→ GIVEN DATA
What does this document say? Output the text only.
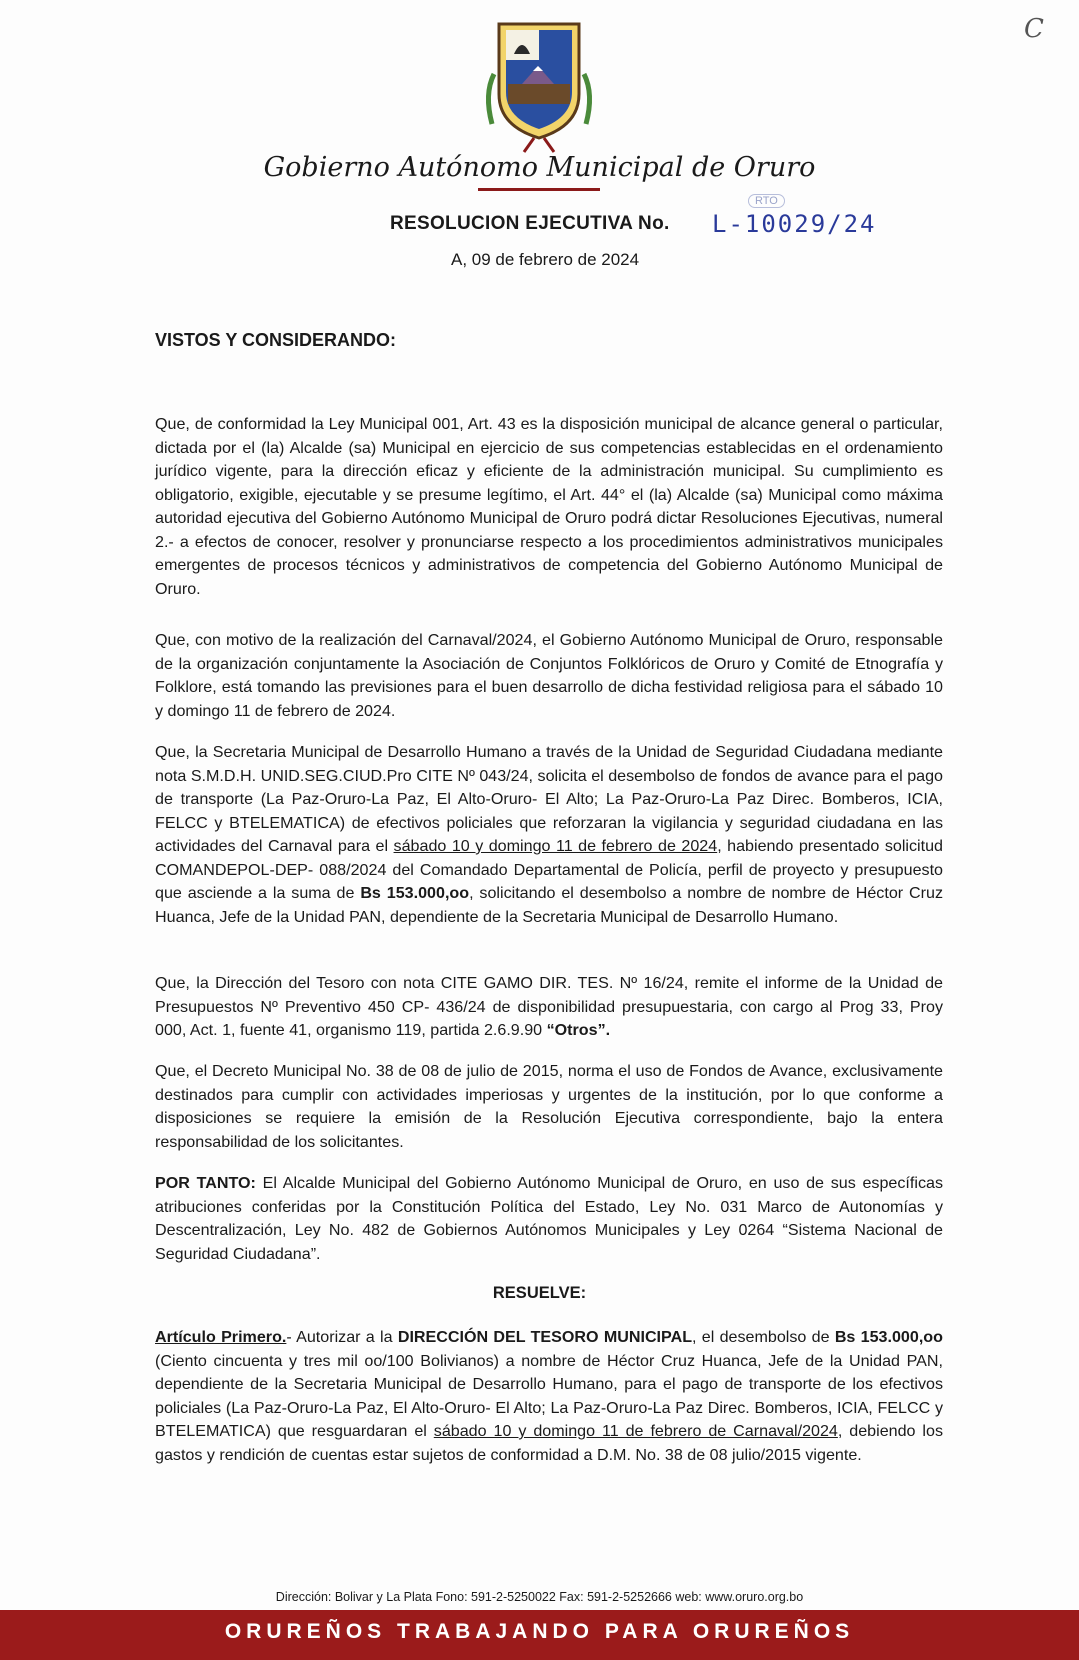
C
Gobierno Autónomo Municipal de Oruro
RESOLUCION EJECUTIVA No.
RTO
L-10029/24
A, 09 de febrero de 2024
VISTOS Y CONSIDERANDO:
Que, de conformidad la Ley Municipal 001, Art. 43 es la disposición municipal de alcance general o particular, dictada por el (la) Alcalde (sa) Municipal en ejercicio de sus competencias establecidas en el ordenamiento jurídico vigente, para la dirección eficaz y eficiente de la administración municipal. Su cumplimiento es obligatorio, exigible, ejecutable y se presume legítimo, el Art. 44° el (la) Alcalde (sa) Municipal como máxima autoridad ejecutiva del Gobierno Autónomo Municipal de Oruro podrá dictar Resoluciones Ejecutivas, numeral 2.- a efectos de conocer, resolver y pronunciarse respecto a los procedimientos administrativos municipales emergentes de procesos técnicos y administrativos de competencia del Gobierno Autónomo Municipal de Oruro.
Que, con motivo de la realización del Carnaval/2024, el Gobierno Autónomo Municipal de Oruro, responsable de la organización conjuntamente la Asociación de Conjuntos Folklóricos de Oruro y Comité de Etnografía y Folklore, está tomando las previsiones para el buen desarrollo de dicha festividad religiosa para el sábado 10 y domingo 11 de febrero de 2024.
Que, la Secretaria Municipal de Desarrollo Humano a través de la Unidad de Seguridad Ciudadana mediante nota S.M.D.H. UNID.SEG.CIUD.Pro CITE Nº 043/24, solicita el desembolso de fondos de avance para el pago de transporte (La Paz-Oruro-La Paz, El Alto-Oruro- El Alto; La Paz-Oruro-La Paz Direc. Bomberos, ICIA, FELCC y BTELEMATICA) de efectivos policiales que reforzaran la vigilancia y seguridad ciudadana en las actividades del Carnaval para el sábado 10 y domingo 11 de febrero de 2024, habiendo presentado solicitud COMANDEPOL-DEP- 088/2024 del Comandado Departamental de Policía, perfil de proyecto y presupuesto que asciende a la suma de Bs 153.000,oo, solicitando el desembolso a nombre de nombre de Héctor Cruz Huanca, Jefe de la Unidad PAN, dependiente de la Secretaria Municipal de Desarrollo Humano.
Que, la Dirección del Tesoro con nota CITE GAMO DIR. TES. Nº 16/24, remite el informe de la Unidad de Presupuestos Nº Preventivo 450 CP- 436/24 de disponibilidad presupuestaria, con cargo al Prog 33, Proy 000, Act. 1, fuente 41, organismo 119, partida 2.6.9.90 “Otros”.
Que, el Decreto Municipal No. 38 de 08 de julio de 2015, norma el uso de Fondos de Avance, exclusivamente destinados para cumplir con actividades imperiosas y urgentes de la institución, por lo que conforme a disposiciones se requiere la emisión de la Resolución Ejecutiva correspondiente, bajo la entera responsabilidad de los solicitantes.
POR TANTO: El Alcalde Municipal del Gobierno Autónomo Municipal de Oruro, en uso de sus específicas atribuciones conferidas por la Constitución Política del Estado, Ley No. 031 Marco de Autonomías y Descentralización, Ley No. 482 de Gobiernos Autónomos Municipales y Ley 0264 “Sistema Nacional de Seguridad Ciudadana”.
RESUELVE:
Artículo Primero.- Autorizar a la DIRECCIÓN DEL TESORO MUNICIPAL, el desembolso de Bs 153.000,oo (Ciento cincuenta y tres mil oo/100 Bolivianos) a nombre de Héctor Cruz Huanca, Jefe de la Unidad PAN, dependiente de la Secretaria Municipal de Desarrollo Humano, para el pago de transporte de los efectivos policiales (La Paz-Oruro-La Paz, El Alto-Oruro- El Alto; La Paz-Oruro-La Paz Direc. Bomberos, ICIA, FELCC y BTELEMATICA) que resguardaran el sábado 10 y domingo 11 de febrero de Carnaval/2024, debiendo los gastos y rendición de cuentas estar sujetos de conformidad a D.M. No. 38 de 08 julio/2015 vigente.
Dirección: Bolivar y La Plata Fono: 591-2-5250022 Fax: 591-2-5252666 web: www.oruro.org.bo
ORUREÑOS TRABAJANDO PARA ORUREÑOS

→ EXERCISE PROMPT
Transcribe the material exactly, keeping every word and none of the pictures.

→ CORRECT RESULT
What does this document say? Output the text only.
C
Gobierno Autónomo Municipal de Oruro
RESOLUCION EJECUTIVA No.
RTO
L-10029/24
A, 09 de febrero de 2024
VISTOS Y CONSIDERANDO:
Que, de conformidad la Ley Municipal 001, Art. 43 es la disposición municipal de alcance general o particular, dictada por el (la) Alcalde (sa) Municipal en ejercicio de sus competencias establecidas en el ordenamiento jurídico vigente, para la dirección eficaz y eficiente de la administración municipal. Su cumplimiento es obligatorio, exigible, ejecutable y se presume legítimo, el Art. 44° el (la) Alcalde (sa) Municipal como máxima autoridad ejecutiva del Gobierno Autónomo Municipal de Oruro podrá dictar Resoluciones Ejecutivas, numeral 2.- a efectos de conocer, resolver y pronunciarse respecto a los procedimientos administrativos municipales emergentes de procesos técnicos y administrativos de competencia del Gobierno Autónomo Municipal de Oruro.
Que, con motivo de la realización del Carnaval/2024, el Gobierno Autónomo Municipal de Oruro, responsable de la organización conjuntamente la Asociación de Conjuntos Folklóricos de Oruro y Comité de Etnografía y Folklore, está tomando las previsiones para el buen desarrollo de dicha festividad religiosa para el sábado 10 y domingo 11 de febrero de 2024.
Que, la Secretaria Municipal de Desarrollo Humano a través de la Unidad de Seguridad Ciudadana mediante nota S.M.D.H. UNID.SEG.CIUD.Pro CITE Nº 043/24, solicita el desembolso de fondos de avance para el pago de transporte (La Paz-Oruro-La Paz, El Alto-Oruro- El Alto; La Paz-Oruro-La Paz Direc. Bomberos, ICIA, FELCC y BTELEMATICA) de efectivos policiales que reforzaran la vigilancia y seguridad ciudadana en las actividades del Carnaval para el sábado 10 y domingo 11 de febrero de 2024, habiendo presentado solicitud COMANDEPOL-DEP- 088/2024 del Comandado Departamental de Policía, perfil de proyecto y presupuesto que asciende a la suma de Bs 153.000,oo, solicitando el desembolso a nombre de nombre de Héctor Cruz Huanca, Jefe de la Unidad PAN, dependiente de la Secretaria Municipal de Desarrollo Humano.
Que, la Dirección del Tesoro con nota CITE GAMO DIR. TES. Nº 16/24, remite el informe de la Unidad de Presupuestos Nº Preventivo 450 CP- 436/24 de disponibilidad presupuestaria, con cargo al Prog 33, Proy 000, Act. 1, fuente 41, organismo 119, partida 2.6.9.90 “Otros”.
Que, el Decreto Municipal No. 38 de 08 de julio de 2015, norma el uso de Fondos de Avance, exclusivamente destinados para cumplir con actividades imperiosas y urgentes de la institución, por lo que conforme a disposiciones se requiere la emisión de la Resolución Ejecutiva correspondiente, bajo la entera responsabilidad de los solicitantes.
POR TANTO: El Alcalde Municipal del Gobierno Autónomo Municipal de Oruro, en uso de sus específicas atribuciones conferidas por la Constitución Política del Estado, Ley No. 031 Marco de Autonomías y Descentralización, Ley No. 482 de Gobiernos Autónomos Municipales y Ley 0264 “Sistema Nacional de Seguridad Ciudadana”.
RESUELVE:
Artículo Primero.- Autorizar a la DIRECCIÓN DEL TESORO MUNICIPAL, el desembolso de Bs 153.000,oo (Ciento cincuenta y tres mil oo/100 Bolivianos) a nombre de Héctor Cruz Huanca, Jefe de la Unidad PAN, dependiente de la Secretaria Municipal de Desarrollo Humano, para el pago de transporte de los efectivos policiales (La Paz-Oruro-La Paz, El Alto-Oruro- El Alto; La Paz-Oruro-La Paz Direc. Bomberos, ICIA, FELCC y BTELEMATICA) que resguardaran el sábado 10 y domingo 11 de febrero de Carnaval/2024, debiendo los gastos y rendición de cuentas estar sujetos de conformidad a D.M. No. 38 de 08 julio/2015 vigente.
Dirección: Bolivar y La Plata Fono: 591-2-5250022 Fax: 591-2-5252666 web: www.oruro.org.bo
ORUREÑOS TRABAJANDO PARA ORUREÑOS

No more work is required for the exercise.